Task data ::

** begin **

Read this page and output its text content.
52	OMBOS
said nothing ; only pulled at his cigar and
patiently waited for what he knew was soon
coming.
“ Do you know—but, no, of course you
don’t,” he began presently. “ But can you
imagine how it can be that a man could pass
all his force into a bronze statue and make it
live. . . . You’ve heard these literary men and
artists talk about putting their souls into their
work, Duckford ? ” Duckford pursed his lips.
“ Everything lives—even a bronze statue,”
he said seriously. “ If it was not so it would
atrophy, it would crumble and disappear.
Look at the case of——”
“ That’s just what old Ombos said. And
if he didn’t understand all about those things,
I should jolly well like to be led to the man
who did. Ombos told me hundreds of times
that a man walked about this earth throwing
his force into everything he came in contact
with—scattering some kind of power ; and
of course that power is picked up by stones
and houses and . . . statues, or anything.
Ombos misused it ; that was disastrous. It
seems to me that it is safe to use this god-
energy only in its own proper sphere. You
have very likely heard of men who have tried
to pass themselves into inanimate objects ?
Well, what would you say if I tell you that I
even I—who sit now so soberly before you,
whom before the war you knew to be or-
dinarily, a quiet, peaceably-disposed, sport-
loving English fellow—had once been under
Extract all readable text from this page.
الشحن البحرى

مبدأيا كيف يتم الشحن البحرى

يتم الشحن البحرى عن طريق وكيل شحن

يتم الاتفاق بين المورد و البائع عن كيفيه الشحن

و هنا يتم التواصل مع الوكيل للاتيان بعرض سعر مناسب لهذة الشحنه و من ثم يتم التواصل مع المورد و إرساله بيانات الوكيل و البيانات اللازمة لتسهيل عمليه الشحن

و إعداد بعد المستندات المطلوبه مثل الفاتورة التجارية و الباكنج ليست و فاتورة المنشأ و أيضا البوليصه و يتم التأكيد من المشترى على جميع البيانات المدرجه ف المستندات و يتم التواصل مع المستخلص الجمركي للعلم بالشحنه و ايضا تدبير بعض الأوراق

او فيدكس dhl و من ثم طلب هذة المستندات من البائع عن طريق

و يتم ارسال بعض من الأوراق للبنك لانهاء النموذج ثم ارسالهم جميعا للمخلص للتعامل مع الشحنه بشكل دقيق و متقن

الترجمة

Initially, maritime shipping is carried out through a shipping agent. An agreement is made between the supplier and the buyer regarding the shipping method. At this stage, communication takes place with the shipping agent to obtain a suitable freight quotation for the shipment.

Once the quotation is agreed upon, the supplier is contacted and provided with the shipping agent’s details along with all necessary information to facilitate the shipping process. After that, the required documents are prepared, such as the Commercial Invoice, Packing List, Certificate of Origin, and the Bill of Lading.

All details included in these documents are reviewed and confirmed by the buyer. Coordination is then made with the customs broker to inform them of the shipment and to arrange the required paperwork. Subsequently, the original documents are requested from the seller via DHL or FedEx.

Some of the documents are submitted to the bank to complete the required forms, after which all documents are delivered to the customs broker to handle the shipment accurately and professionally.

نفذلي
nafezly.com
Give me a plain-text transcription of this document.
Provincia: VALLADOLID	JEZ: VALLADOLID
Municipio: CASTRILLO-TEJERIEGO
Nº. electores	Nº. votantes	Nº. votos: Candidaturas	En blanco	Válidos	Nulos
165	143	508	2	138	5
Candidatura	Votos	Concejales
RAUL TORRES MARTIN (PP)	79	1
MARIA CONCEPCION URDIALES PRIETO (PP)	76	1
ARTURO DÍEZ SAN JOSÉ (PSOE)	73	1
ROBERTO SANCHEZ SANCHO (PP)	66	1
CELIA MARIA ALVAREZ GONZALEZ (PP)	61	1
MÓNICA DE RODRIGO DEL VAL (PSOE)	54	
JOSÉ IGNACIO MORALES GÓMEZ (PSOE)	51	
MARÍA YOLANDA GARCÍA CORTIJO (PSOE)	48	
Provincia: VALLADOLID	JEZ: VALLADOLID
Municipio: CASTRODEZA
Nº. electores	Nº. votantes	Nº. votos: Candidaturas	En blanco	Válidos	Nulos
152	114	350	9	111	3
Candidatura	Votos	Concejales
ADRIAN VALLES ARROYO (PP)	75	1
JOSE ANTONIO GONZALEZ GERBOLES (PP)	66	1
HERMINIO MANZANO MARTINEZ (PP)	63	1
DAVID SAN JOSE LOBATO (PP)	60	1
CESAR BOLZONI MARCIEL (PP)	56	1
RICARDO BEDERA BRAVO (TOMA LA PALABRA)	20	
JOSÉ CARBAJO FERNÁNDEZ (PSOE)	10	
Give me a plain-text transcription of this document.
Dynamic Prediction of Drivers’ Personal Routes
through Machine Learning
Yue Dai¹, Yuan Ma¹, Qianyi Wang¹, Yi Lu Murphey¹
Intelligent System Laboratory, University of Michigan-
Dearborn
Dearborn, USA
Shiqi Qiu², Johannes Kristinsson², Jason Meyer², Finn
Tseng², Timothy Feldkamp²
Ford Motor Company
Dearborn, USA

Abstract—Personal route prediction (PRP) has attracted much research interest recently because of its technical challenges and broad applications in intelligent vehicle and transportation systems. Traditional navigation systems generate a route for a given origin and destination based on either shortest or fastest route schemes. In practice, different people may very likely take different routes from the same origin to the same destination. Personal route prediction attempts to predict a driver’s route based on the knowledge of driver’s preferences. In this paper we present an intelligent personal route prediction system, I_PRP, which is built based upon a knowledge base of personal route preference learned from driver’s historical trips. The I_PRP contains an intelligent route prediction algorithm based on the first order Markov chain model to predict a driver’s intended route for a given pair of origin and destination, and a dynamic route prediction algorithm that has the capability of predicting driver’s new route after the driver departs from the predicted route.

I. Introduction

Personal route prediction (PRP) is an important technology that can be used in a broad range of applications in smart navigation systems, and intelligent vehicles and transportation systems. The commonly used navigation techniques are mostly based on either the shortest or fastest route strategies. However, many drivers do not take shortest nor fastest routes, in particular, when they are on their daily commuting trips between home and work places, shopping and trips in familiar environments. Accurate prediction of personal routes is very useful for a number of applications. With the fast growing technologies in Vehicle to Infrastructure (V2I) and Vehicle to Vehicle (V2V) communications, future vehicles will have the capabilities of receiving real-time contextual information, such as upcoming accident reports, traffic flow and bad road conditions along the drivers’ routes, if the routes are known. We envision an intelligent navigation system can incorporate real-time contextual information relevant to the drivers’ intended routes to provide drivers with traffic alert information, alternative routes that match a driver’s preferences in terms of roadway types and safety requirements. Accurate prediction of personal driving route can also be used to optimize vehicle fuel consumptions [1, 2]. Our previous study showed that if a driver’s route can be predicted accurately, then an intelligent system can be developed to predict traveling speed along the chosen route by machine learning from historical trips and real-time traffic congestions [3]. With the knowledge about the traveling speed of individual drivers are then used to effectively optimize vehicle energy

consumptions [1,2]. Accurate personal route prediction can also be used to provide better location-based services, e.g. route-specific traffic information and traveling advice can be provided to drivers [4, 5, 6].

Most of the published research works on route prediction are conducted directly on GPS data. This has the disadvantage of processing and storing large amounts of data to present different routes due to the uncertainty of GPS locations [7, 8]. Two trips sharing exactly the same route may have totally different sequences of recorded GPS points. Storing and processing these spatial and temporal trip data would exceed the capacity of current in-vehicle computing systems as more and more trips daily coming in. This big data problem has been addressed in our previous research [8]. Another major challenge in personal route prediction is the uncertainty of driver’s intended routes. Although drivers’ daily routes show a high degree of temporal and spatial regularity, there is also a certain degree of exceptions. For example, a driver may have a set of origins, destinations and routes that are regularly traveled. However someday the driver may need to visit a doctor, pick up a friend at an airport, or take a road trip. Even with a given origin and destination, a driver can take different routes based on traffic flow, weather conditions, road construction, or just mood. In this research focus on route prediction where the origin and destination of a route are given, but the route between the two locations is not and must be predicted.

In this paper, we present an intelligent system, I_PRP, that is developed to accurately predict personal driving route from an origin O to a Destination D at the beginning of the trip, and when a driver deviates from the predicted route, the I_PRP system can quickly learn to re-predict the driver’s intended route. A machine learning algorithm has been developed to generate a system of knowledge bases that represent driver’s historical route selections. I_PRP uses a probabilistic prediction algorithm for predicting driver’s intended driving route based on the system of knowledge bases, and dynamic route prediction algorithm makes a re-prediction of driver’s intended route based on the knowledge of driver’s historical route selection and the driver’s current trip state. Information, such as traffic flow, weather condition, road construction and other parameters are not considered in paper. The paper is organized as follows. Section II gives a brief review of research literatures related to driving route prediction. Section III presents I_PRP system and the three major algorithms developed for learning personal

** end **

The task :: Report only the count of lines that include the string "البيانات".

Exercise solution :: 2